Collected data entries
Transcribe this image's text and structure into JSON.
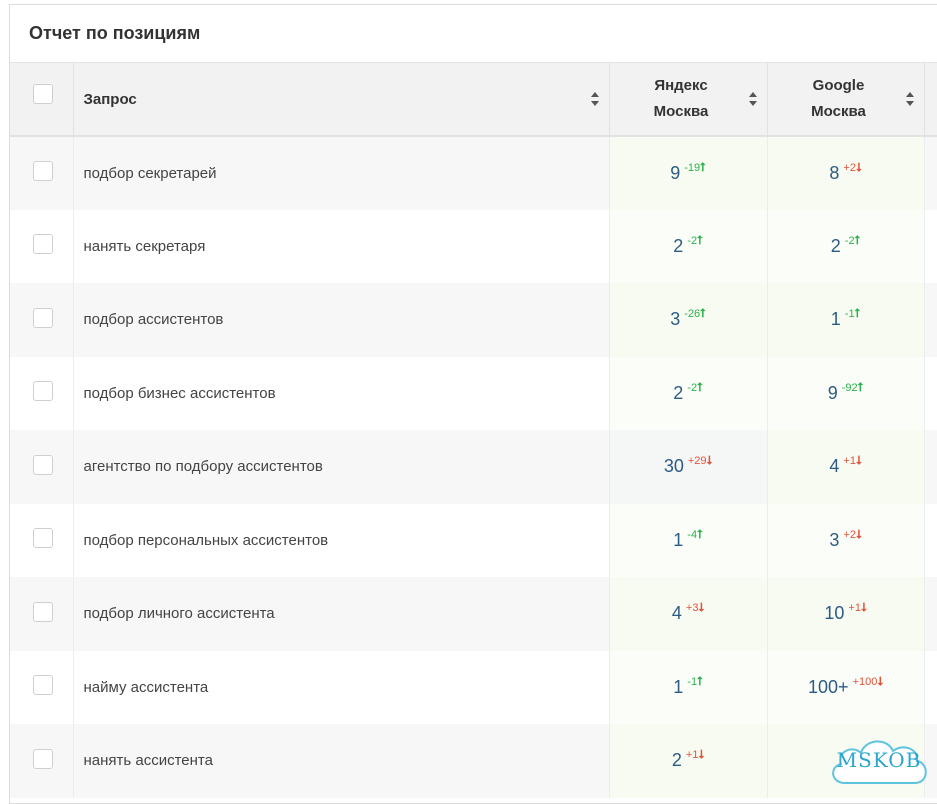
{
  "panel": {
    "title": "Отчет по позициям"
  },
  "table": {
    "headers": {
      "query": "Запрос",
      "yandex": {
        "line1": "Яндекс",
        "line2": "Москва"
      },
      "google": {
        "line1": "Google",
        "line2": "Москва"
      }
    },
    "rows": [
      {
        "query": "подбор секретарей",
        "yandex": {
          "pos": "9",
          "delta": "-19",
          "arrow": "⭡"
        },
        "google": {
          "pos": "8",
          "delta": "+2",
          "arrow": "⭣"
        }
      },
      {
        "query": "нанять секретаря",
        "yandex": {
          "pos": "2",
          "delta": "-2",
          "arrow": "⭡"
        },
        "google": {
          "pos": "2",
          "delta": "-2",
          "arrow": "⭡"
        }
      },
      {
        "query": "подбор ассистентов",
        "yandex": {
          "pos": "3",
          "delta": "-26",
          "arrow": "⭡"
        },
        "google": {
          "pos": "1",
          "delta": "-1",
          "arrow": "⭡"
        }
      },
      {
        "query": "подбор бизнес ассистентов",
        "yandex": {
          "pos": "2",
          "delta": "-2",
          "arrow": "⭡"
        },
        "google": {
          "pos": "9",
          "delta": "-92",
          "arrow": "⭡"
        }
      },
      {
        "query": "агентство по подбору ассистентов",
        "yandex": {
          "pos": "30",
          "delta": "+29",
          "arrow": "⭣"
        },
        "google": {
          "pos": "4",
          "delta": "+1",
          "arrow": "⭣"
        }
      },
      {
        "query": "подбор персональных ассистентов",
        "yandex": {
          "pos": "1",
          "delta": "-4",
          "arrow": "⭡"
        },
        "google": {
          "pos": "3",
          "delta": "+2",
          "arrow": "⭣"
        }
      },
      {
        "query": "подбор личного ассистента",
        "yandex": {
          "pos": "4",
          "delta": "+3",
          "arrow": "⭣"
        },
        "google": {
          "pos": "10",
          "delta": "+1",
          "arrow": "⭣"
        }
      },
      {
        "query": "найму ассистента",
        "yandex": {
          "pos": "1",
          "delta": "-1",
          "arrow": "⭡"
        },
        "google": {
          "pos": "100+",
          "delta": "+100",
          "arrow": "⭣"
        }
      },
      {
        "query": "нанять ассистента",
        "yandex": {
          "pos": "2",
          "delta": "+1",
          "arrow": "⭣"
        },
        "google": {
          "pos": "",
          "delta": "",
          "arrow": ""
        }
      }
    ]
  },
  "watermark": {
    "text": "MSKOB"
  },
  "colors": {
    "up": "#2bb24c",
    "down": "#e0533a",
    "position": "#2d5b84",
    "watermark": "#2aa7c9"
  }
}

## [EXERCISE DESCRIPTION]
Reproduce each line word for word and drop the pictures.

## [SOLUTION FOR THIS EXERCISE]
Transcribe this image's text and structure into JSON.
{
  "panel": {
    "title": "Отчет по позициям"
  },
  "table": {
    "headers": {
      "query": "Запрос",
      "yandex": {
        "line1": "Яндекс",
        "line2": "Москва"
      },
      "google": {
        "line1": "Google",
        "line2": "Москва"
      }
    },
    "rows": [
      {
        "query": "подбор секретарей",
        "yandex": {
          "pos": "9",
          "delta": "-19",
          "arrow": "⭡"
        },
        "google": {
          "pos": "8",
          "delta": "+2",
          "arrow": "⭣"
        }
      },
      {
        "query": "нанять секретаря",
        "yandex": {
          "pos": "2",
          "delta": "-2",
          "arrow": "⭡"
        },
        "google": {
          "pos": "2",
          "delta": "-2",
          "arrow": "⭡"
        }
      },
      {
        "query": "подбор ассистентов",
        "yandex": {
          "pos": "3",
          "delta": "-26",
          "arrow": "⭡"
        },
        "google": {
          "pos": "1",
          "delta": "-1",
          "arrow": "⭡"
        }
      },
      {
        "query": "подбор бизнес ассистентов",
        "yandex": {
          "pos": "2",
          "delta": "-2",
          "arrow": "⭡"
        },
        "google": {
          "pos": "9",
          "delta": "-92",
          "arrow": "⭡"
        }
      },
      {
        "query": "агентство по подбору ассистентов",
        "yandex": {
          "pos": "30",
          "delta": "+29",
          "arrow": "⭣"
        },
        "google": {
          "pos": "4",
          "delta": "+1",
          "arrow": "⭣"
        }
      },
      {
        "query": "подбор персональных ассистентов",
        "yandex": {
          "pos": "1",
          "delta": "-4",
          "arrow": "⭡"
        },
        "google": {
          "pos": "3",
          "delta": "+2",
          "arrow": "⭣"
        }
      },
      {
        "query": "подбор личного ассистента",
        "yandex": {
          "pos": "4",
          "delta": "+3",
          "arrow": "⭣"
        },
        "google": {
          "pos": "10",
          "delta": "+1",
          "arrow": "⭣"
        }
      },
      {
        "query": "найму ассистента",
        "yandex": {
          "pos": "1",
          "delta": "-1",
          "arrow": "⭡"
        },
        "google": {
          "pos": "100+",
          "delta": "+100",
          "arrow": "⭣"
        }
      },
      {
        "query": "нанять ассистента",
        "yandex": {
          "pos": "2",
          "delta": "+1",
          "arrow": "⭣"
        },
        "google": {
          "pos": "",
          "delta": "",
          "arrow": ""
        }
      }
    ]
  },
  "watermark": {
    "text": "MSKOB"
  },
  "colors": {
    "up": "#2bb24c",
    "down": "#e0533a",
    "position": "#2d5b84",
    "watermark": "#2aa7c9"
  }
}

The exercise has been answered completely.